REQUEST – Output each entry that follows exactly. Images stay out.

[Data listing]
◇ ◇ ◇

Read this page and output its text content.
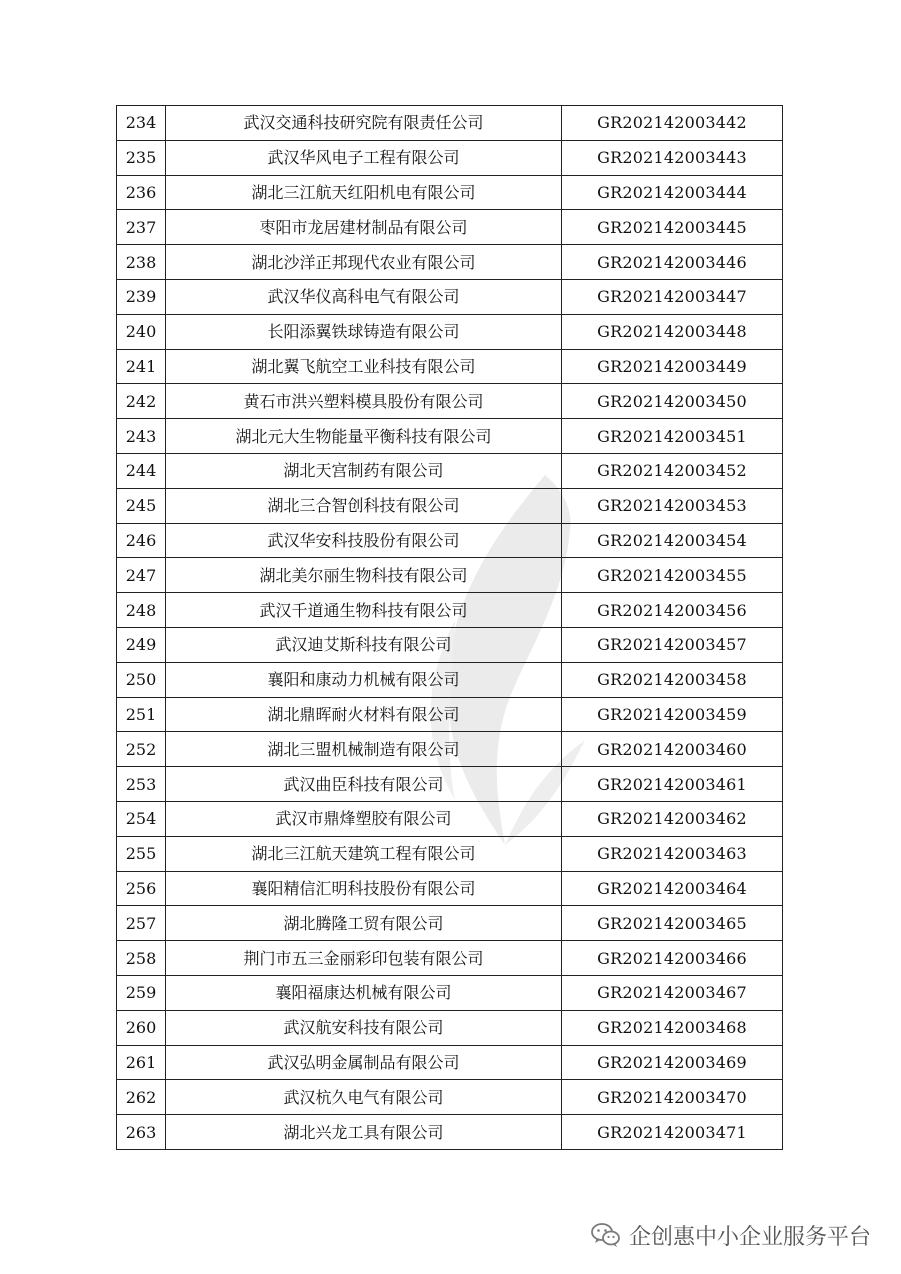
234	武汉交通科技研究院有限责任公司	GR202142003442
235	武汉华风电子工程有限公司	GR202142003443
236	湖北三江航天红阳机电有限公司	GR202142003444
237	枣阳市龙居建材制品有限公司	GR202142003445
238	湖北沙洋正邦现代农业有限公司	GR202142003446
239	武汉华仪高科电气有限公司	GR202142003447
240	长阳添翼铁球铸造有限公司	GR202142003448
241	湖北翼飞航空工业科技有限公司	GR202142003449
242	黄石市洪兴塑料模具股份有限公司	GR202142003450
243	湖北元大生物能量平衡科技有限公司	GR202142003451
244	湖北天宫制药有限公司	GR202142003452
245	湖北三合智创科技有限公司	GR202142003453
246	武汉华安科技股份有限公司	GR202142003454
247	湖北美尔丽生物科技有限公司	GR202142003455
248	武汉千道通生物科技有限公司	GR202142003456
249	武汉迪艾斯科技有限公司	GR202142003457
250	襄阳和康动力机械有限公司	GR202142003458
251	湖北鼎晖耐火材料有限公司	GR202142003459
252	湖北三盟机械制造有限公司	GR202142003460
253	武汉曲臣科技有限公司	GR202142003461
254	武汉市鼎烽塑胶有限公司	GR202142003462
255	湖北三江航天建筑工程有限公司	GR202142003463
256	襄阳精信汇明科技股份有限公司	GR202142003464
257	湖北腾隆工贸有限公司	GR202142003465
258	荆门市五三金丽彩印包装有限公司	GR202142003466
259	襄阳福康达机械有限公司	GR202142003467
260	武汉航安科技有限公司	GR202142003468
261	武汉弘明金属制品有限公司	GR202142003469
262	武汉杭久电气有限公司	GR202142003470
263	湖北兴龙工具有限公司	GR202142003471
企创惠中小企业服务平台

◇ ◇ ◇

FINISHED TASK –
Read this page and output its text content.
234	武汉交通科技研究院有限责任公司	GR202142003442
235	武汉华风电子工程有限公司	GR202142003443
236	湖北三江航天红阳机电有限公司	GR202142003444
237	枣阳市龙居建材制品有限公司	GR202142003445
238	湖北沙洋正邦现代农业有限公司	GR202142003446
239	武汉华仪高科电气有限公司	GR202142003447
240	长阳添翼铁球铸造有限公司	GR202142003448
241	湖北翼飞航空工业科技有限公司	GR202142003449
242	黄石市洪兴塑料模具股份有限公司	GR202142003450
243	湖北元大生物能量平衡科技有限公司	GR202142003451
244	湖北天宫制药有限公司	GR202142003452
245	湖北三合智创科技有限公司	GR202142003453
246	武汉华安科技股份有限公司	GR202142003454
247	湖北美尔丽生物科技有限公司	GR202142003455
248	武汉千道通生物科技有限公司	GR202142003456
249	武汉迪艾斯科技有限公司	GR202142003457
250	襄阳和康动力机械有限公司	GR202142003458
251	湖北鼎晖耐火材料有限公司	GR202142003459
252	湖北三盟机械制造有限公司	GR202142003460
253	武汉曲臣科技有限公司	GR202142003461
254	武汉市鼎烽塑胶有限公司	GR202142003462
255	湖北三江航天建筑工程有限公司	GR202142003463
256	襄阳精信汇明科技股份有限公司	GR202142003464
257	湖北腾隆工贸有限公司	GR202142003465
258	荆门市五三金丽彩印包装有限公司	GR202142003466
259	襄阳福康达机械有限公司	GR202142003467
260	武汉航安科技有限公司	GR202142003468
261	武汉弘明金属制品有限公司	GR202142003469
262	武汉杭久电气有限公司	GR202142003470
263	湖北兴龙工具有限公司	GR202142003471
企创惠中小企业服务平台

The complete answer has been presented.